Copy nothing but the text: reproduce each line of the listing exactly and leave the pictures out.

### GIVEN INFORMATION

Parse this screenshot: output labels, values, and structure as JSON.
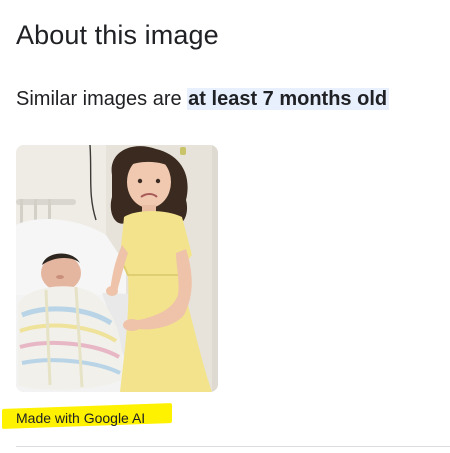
{
  "panel": {
    "title": "About this image",
    "summary_prefix": "Similar images are ",
    "summary_highlight": "at least 7 months old",
    "ai_label": "Made with Google AI",
    "highlight_color": "#fff200",
    "summary_highlight_bg": "#e8f0fe"
  }
}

######

- _EXERCISE RESPONSE_:
Parse this screenshot: output labels, values, and structure as JSON.
{
  "panel": {
    "title": "About this image",
    "summary_prefix": "Similar images are ",
    "summary_highlight": "at least 7 months old",
    "ai_label": "Made with Google AI",
    "highlight_color": "#fff200",
    "summary_highlight_bg": "#e8f0fe"
  }
}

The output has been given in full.